▶ **Problem requirements**
Pick out all lines with the word "selected" from the records that follow.

▶ **Records for this exercise**
------------------------------

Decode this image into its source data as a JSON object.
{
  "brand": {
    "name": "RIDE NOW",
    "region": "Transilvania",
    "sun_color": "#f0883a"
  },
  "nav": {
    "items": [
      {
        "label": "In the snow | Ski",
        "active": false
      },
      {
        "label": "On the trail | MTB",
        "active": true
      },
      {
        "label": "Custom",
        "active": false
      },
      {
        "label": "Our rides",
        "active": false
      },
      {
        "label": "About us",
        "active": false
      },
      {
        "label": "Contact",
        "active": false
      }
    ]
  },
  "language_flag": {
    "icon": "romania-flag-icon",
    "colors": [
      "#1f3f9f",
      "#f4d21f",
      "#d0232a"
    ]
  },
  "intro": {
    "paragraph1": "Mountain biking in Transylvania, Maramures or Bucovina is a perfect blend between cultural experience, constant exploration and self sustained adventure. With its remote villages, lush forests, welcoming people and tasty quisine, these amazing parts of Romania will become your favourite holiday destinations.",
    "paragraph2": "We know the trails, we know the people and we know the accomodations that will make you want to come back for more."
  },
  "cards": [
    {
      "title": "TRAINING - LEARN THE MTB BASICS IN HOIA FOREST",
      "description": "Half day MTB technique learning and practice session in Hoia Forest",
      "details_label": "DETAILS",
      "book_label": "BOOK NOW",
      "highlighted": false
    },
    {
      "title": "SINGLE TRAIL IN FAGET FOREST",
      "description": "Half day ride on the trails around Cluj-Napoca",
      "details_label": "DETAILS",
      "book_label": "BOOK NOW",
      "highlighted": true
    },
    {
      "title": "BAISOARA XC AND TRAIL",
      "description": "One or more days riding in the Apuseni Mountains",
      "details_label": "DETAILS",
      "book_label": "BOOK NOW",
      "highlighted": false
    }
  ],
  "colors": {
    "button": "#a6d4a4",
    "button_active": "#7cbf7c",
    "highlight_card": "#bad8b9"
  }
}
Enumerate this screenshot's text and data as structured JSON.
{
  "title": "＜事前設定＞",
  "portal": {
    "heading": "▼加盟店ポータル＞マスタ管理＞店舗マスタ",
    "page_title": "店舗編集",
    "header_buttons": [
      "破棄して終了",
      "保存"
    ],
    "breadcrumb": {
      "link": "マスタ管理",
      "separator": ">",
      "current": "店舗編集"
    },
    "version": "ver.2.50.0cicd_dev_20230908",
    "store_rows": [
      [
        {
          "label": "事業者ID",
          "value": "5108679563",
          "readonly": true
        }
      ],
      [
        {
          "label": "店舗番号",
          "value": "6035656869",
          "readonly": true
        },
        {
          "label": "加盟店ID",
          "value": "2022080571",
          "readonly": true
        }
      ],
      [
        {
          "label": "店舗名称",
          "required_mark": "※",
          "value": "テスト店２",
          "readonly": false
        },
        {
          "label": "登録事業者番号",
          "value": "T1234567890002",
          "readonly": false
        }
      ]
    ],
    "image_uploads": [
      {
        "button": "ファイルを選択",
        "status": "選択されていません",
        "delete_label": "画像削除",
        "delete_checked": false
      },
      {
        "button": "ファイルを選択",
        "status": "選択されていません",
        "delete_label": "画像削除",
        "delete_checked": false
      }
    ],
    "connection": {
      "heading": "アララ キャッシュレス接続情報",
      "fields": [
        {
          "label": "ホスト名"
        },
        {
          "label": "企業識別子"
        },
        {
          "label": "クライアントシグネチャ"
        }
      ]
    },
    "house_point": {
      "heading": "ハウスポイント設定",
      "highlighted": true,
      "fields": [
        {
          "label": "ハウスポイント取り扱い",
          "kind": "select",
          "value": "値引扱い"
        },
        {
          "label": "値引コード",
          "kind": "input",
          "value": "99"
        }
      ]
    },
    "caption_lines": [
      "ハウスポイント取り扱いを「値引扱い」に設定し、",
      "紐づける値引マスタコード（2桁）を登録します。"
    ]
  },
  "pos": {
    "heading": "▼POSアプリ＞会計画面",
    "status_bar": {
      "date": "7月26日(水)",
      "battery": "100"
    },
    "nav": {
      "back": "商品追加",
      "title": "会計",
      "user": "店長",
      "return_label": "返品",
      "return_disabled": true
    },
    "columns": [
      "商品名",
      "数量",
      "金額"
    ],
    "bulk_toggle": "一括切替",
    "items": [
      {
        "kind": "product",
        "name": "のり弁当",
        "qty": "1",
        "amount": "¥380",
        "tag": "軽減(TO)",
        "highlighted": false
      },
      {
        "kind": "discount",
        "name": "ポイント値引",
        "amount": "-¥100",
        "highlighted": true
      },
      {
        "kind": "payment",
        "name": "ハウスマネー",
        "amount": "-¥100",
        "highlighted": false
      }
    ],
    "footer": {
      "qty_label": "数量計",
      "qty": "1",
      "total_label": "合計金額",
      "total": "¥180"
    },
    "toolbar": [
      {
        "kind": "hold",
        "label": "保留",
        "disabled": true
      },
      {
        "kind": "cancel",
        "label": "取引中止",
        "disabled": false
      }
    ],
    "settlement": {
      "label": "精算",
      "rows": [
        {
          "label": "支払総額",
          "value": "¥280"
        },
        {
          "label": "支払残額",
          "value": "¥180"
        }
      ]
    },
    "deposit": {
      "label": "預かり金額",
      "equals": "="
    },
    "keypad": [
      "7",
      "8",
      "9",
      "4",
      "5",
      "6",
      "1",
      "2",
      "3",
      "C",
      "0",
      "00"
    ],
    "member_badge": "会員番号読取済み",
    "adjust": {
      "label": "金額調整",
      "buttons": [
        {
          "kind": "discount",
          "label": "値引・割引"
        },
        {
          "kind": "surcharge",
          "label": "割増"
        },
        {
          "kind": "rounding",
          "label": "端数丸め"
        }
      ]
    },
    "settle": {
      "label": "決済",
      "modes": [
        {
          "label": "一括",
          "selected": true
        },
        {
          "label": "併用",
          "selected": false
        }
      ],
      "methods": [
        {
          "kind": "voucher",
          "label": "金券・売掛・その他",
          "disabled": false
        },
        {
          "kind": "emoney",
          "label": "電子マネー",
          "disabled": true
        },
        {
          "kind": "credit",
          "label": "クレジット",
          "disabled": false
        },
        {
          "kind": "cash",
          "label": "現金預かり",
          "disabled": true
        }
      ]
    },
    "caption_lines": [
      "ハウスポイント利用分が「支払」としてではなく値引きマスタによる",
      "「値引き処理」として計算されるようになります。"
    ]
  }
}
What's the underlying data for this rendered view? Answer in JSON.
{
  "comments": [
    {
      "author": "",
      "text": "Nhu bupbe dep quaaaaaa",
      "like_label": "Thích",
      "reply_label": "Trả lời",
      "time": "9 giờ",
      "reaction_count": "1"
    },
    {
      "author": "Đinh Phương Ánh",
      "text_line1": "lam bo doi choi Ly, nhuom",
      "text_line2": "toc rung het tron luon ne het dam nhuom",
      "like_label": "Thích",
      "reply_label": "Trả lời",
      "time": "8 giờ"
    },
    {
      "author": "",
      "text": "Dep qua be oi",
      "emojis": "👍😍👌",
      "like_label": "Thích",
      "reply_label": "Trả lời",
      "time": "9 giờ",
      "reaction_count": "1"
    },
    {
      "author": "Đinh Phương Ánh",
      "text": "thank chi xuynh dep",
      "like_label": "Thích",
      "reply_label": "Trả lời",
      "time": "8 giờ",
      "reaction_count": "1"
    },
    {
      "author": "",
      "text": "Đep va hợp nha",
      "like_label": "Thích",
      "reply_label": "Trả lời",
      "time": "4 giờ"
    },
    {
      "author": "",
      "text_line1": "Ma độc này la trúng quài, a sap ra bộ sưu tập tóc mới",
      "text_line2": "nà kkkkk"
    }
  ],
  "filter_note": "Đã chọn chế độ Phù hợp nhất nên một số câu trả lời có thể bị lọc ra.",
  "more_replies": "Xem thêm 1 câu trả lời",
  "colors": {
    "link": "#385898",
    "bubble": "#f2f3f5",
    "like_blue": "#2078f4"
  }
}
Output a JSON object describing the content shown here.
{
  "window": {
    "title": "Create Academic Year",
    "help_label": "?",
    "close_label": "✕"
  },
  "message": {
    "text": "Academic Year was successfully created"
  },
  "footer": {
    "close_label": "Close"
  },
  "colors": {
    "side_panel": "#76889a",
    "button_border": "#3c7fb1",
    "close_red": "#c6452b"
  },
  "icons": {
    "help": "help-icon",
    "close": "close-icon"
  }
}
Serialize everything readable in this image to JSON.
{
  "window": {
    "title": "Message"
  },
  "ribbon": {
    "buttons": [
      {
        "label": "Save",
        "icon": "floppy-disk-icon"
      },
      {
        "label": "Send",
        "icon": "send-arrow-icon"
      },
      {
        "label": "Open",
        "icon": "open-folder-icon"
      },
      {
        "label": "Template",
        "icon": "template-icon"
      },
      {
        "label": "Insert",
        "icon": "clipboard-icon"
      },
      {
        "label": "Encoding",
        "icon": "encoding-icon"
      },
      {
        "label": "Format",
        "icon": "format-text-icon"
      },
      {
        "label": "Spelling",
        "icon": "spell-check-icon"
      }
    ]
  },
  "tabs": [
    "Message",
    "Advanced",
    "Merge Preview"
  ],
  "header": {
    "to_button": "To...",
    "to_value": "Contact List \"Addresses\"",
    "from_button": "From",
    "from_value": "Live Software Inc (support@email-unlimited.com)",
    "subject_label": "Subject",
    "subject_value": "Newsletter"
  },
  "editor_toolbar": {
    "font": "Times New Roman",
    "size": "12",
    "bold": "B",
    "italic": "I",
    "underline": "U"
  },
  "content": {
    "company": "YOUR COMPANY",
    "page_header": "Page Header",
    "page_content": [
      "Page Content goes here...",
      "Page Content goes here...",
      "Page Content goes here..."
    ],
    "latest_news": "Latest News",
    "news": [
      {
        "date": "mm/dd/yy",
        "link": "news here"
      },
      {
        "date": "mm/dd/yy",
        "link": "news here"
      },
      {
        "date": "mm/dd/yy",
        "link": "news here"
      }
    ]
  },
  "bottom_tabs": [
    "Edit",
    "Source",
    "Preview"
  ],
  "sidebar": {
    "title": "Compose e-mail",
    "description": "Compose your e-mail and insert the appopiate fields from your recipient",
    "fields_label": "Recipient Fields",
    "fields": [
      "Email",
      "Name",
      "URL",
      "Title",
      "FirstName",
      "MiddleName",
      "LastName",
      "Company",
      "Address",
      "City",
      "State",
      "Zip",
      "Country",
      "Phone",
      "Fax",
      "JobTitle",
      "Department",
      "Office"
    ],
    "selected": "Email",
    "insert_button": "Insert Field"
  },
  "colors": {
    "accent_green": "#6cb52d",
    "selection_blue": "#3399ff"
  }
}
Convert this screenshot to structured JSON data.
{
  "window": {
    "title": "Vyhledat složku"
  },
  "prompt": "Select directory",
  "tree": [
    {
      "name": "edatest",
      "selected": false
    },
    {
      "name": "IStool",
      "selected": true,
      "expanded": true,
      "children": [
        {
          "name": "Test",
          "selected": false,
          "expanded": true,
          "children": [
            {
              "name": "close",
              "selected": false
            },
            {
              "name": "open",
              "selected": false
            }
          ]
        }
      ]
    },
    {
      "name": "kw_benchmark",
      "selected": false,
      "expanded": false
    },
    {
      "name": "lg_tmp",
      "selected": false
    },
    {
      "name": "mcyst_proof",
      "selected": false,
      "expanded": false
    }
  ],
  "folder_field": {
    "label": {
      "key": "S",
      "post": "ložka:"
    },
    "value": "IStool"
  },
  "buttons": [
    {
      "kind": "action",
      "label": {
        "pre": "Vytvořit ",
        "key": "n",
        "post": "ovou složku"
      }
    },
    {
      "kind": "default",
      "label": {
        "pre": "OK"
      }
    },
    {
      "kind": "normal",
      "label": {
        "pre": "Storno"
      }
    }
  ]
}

------------------------------

▶ **Output for this exercise**
          "selected": true
          "selected": false
    "selected": "Email",
      "selected": false
      "selected": true,
          "selected": false,
              "selected": false
              "selected": false
      "selected": false,
      "selected": false
      "selected": false,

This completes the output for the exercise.